__Entries provided__
---------------

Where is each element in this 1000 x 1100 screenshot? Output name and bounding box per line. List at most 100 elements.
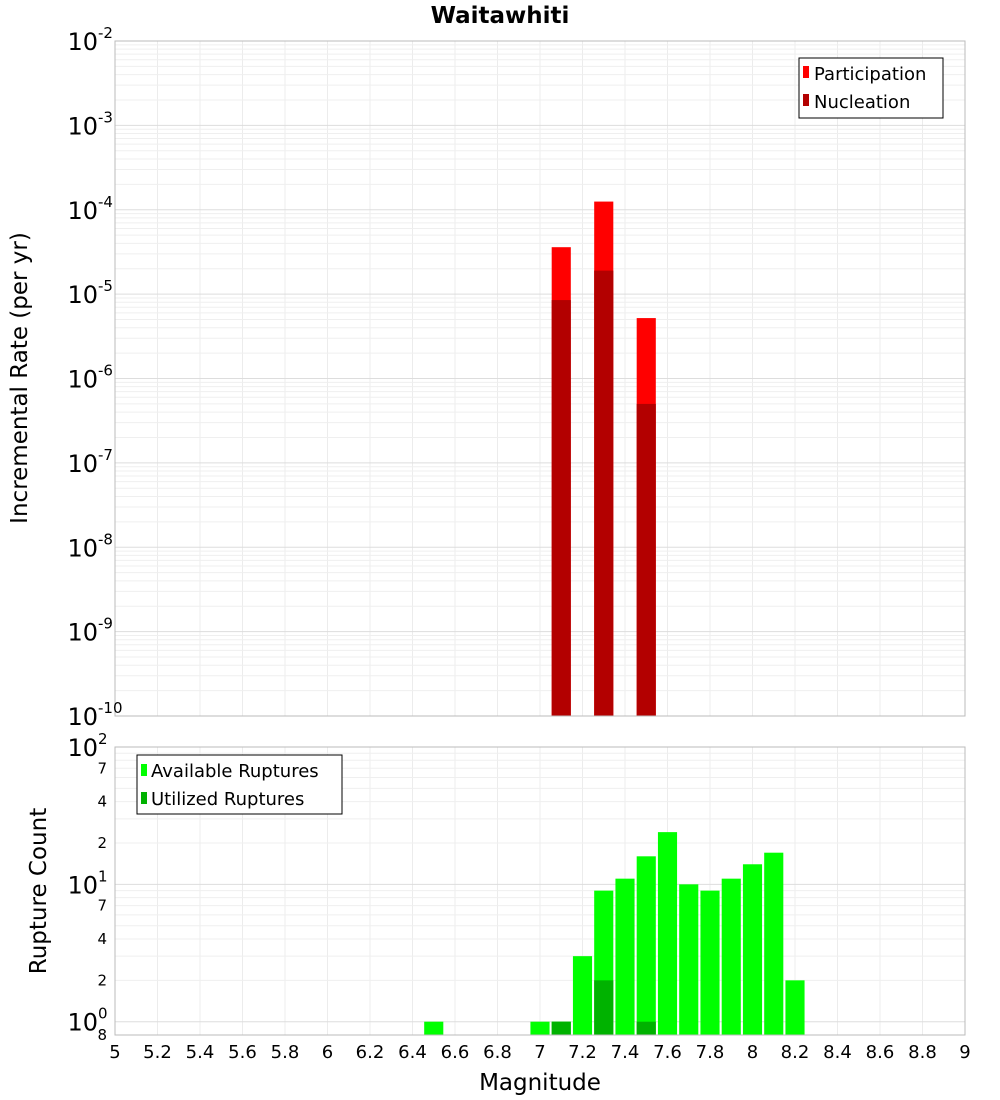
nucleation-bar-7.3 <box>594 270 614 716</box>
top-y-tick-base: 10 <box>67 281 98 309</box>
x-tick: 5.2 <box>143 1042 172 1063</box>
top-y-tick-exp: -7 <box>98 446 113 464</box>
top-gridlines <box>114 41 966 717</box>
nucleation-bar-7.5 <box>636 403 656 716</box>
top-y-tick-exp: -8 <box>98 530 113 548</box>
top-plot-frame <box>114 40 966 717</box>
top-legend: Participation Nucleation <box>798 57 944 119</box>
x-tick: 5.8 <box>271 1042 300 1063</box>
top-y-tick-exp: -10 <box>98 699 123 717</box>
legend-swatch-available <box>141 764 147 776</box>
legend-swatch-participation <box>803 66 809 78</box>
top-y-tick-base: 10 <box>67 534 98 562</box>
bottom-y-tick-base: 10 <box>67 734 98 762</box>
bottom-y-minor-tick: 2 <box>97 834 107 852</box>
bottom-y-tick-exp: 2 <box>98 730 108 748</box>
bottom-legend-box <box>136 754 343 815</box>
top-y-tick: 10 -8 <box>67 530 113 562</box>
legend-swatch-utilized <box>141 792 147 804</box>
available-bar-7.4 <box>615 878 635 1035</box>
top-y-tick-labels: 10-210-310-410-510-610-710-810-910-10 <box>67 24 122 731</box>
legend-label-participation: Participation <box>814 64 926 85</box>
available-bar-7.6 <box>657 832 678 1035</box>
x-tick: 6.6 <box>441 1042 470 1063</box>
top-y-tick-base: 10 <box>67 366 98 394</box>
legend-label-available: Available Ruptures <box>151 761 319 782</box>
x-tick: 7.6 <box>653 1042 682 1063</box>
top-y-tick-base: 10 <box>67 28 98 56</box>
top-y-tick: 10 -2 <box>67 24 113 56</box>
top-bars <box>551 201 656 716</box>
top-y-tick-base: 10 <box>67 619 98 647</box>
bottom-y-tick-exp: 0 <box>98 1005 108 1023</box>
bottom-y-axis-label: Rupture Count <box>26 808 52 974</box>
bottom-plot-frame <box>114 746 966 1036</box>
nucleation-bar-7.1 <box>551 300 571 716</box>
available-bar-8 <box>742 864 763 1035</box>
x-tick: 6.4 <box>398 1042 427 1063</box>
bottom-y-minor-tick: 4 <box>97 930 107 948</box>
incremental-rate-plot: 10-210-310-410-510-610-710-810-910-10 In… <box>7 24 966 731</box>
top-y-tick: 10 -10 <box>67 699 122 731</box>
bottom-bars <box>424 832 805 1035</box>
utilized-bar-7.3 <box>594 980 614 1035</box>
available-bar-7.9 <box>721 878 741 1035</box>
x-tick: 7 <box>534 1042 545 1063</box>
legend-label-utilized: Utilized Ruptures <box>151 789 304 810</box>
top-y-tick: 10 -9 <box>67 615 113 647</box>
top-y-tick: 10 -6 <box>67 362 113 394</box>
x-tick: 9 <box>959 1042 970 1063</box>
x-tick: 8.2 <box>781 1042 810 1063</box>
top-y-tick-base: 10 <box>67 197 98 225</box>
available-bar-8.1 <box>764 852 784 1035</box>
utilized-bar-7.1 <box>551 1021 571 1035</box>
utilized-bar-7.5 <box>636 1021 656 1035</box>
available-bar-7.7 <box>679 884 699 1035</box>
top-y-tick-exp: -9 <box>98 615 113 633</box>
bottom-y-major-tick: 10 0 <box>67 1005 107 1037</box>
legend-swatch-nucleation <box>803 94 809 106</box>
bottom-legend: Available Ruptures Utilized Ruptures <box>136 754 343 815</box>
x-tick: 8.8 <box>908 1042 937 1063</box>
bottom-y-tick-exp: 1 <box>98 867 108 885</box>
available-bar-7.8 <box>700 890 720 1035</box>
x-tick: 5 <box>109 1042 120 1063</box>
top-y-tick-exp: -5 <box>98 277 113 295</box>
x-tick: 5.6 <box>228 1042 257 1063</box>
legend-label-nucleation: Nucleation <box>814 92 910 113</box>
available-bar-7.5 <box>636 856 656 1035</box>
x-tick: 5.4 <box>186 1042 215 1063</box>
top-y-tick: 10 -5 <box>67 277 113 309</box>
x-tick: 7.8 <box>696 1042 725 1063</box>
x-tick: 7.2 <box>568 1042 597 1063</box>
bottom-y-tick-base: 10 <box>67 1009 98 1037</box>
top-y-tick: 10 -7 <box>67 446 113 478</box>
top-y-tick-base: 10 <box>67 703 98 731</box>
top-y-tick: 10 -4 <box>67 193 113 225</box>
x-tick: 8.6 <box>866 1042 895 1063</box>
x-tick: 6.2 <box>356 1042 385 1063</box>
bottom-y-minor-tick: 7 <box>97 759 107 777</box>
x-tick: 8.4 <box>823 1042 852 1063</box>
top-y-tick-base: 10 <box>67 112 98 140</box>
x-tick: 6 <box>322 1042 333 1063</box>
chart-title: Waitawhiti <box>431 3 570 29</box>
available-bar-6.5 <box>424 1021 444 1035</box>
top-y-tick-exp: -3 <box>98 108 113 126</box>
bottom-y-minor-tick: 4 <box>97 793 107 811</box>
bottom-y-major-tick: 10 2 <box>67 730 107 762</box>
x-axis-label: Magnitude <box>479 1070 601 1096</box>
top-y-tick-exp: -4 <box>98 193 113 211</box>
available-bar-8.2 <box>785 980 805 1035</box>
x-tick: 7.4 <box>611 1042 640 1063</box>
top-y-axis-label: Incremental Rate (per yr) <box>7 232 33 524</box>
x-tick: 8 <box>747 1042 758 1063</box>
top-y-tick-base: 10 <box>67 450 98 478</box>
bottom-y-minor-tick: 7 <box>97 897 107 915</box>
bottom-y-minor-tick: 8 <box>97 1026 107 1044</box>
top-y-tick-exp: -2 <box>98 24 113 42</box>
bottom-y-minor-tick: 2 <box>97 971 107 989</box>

---------------

__Problem__
Gather every line from the records above that contains the string "bars", and copy each line in full.

__Solution__
top-bars <box>551 201 656 716</box>
bottom-bars <box>424 832 805 1035</box>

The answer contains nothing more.